Exercise objective:
Spot every line with the word "Pueblo" and return it.

Saved data entries:

# # # #

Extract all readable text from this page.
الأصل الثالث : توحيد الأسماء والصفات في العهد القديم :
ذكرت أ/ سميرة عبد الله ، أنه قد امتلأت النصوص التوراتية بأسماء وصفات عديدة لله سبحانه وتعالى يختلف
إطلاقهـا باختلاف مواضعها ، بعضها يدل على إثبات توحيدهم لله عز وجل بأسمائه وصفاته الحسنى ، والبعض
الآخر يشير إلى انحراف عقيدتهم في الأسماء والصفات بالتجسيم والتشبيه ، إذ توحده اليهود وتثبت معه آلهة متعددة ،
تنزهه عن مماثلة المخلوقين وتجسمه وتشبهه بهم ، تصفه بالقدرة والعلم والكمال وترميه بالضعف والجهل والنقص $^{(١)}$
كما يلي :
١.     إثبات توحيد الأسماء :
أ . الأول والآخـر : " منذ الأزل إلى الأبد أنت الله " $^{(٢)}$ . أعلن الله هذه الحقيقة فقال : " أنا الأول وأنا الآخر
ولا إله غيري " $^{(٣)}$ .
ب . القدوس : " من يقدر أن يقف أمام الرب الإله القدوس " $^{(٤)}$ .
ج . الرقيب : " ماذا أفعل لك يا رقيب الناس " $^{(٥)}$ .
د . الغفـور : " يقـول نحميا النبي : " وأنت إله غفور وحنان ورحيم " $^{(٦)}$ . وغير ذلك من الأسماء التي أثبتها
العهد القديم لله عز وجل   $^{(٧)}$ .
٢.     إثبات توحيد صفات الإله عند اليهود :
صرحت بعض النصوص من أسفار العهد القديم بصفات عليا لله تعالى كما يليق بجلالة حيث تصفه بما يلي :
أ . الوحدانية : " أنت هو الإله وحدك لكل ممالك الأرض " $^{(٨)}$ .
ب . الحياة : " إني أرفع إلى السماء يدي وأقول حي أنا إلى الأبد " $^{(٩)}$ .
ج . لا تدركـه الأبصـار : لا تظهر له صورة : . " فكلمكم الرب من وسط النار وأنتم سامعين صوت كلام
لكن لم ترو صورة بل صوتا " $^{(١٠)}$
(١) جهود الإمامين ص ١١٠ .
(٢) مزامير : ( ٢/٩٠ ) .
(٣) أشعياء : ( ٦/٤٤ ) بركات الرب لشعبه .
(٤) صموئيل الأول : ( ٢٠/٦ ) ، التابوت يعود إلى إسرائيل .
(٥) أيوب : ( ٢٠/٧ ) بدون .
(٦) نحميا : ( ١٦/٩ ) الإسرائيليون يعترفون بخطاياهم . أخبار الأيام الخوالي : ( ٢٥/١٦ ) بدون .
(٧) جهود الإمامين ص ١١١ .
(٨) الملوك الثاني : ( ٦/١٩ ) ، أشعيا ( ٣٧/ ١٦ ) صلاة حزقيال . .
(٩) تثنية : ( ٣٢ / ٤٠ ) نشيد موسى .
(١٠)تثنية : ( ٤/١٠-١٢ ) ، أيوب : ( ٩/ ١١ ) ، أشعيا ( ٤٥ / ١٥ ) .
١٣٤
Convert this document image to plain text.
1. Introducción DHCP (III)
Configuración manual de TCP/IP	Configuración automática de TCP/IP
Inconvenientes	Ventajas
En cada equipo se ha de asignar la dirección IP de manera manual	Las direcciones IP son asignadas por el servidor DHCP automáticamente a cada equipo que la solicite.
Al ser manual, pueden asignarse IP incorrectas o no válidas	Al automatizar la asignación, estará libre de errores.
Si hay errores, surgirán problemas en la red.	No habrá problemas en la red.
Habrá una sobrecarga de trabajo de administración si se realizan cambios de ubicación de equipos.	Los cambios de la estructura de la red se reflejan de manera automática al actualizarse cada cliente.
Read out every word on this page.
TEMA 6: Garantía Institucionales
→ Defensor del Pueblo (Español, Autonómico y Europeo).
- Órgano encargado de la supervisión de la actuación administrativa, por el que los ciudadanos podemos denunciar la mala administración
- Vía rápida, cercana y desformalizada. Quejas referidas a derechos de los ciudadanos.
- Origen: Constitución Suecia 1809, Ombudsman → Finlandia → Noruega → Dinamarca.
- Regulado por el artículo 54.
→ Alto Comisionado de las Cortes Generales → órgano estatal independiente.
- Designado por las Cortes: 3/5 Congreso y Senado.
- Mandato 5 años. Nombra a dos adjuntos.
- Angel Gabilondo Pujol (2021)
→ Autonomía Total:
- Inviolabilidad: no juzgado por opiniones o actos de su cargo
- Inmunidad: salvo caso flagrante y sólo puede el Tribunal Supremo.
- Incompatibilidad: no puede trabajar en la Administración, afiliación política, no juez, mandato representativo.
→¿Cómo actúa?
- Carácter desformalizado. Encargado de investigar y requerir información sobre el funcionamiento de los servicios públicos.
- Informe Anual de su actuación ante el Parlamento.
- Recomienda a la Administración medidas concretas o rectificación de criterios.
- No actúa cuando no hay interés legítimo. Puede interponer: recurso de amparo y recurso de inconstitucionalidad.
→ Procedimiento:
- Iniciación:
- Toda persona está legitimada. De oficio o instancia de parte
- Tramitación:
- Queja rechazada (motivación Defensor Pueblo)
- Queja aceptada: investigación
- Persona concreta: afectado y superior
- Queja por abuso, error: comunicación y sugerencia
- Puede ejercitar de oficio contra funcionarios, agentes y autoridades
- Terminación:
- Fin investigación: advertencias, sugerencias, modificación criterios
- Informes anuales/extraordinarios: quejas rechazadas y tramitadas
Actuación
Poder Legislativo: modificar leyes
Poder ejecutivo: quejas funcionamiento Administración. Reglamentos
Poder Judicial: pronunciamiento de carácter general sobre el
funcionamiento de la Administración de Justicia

# # # #

The completed task:
→ Defensor del Pueblo (Español, Autonómico y Europeo).
- Queja rechazada (motivación Defensor Pueblo)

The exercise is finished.